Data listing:
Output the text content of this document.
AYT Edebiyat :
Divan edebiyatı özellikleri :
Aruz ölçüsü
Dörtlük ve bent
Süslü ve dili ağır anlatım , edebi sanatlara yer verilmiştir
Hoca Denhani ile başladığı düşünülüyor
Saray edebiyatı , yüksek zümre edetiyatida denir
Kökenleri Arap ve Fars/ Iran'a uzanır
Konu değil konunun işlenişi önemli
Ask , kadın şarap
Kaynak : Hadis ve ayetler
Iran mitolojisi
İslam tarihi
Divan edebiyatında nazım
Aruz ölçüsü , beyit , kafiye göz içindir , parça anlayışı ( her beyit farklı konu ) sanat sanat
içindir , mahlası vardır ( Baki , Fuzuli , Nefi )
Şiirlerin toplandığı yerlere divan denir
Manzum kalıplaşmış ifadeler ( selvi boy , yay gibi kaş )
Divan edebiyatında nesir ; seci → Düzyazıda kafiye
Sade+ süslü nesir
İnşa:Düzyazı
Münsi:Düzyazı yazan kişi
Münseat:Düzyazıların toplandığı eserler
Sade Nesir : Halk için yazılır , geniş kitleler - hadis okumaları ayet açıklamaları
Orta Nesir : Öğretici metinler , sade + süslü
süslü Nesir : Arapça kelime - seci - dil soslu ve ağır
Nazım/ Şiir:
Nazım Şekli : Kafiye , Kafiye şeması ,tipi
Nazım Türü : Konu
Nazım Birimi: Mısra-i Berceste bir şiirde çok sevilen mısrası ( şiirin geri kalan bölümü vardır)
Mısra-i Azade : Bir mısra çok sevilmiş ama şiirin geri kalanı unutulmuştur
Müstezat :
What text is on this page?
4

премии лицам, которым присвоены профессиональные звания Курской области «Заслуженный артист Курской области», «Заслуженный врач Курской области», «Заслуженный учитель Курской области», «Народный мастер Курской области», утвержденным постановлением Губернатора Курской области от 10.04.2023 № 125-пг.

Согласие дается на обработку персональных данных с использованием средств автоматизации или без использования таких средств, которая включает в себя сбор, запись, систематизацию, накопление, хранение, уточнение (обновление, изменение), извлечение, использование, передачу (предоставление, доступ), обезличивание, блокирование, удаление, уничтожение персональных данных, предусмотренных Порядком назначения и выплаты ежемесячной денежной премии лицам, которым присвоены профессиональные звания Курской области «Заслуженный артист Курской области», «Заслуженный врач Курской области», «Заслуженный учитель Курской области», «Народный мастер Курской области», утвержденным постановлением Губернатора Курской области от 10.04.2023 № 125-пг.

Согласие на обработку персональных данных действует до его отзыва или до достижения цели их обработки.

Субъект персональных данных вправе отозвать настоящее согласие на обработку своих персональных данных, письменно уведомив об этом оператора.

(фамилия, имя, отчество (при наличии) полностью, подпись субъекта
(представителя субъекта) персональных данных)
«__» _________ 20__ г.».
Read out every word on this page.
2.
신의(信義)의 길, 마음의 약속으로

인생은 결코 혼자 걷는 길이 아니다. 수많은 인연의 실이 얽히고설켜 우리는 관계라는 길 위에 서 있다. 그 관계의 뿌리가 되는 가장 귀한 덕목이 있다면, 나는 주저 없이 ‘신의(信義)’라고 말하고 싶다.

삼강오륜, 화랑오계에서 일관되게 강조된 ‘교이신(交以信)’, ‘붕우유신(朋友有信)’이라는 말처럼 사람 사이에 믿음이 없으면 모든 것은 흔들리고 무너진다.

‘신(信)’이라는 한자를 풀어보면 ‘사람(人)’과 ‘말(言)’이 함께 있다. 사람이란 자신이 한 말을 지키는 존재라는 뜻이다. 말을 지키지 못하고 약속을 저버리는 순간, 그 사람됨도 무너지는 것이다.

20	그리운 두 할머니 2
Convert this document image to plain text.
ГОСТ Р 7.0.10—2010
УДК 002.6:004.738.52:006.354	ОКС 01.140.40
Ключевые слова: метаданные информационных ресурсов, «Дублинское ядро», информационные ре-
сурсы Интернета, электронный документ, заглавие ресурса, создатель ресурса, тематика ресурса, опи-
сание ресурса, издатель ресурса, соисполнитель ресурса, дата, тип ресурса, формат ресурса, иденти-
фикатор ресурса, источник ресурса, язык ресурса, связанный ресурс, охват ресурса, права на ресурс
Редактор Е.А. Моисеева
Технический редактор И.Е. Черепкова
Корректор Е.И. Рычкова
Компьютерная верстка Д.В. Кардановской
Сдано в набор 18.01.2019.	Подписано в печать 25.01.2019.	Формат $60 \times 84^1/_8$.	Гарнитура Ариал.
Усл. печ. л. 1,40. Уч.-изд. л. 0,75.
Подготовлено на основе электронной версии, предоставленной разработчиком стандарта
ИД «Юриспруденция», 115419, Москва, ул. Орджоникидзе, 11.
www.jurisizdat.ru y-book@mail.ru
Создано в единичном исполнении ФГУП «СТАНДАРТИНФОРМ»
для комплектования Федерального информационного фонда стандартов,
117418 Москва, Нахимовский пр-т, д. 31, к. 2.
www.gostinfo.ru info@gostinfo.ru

■ **Given request**
Sift the material for lines with the string "ölçüsü". Copy each one found.

■ **Reply to the task**
Aruz ölçüsü
Aruz ölçüsü , beyit , kafiye göz içindir , parça anlayışı ( her beyit farklı konu ) sanat sanat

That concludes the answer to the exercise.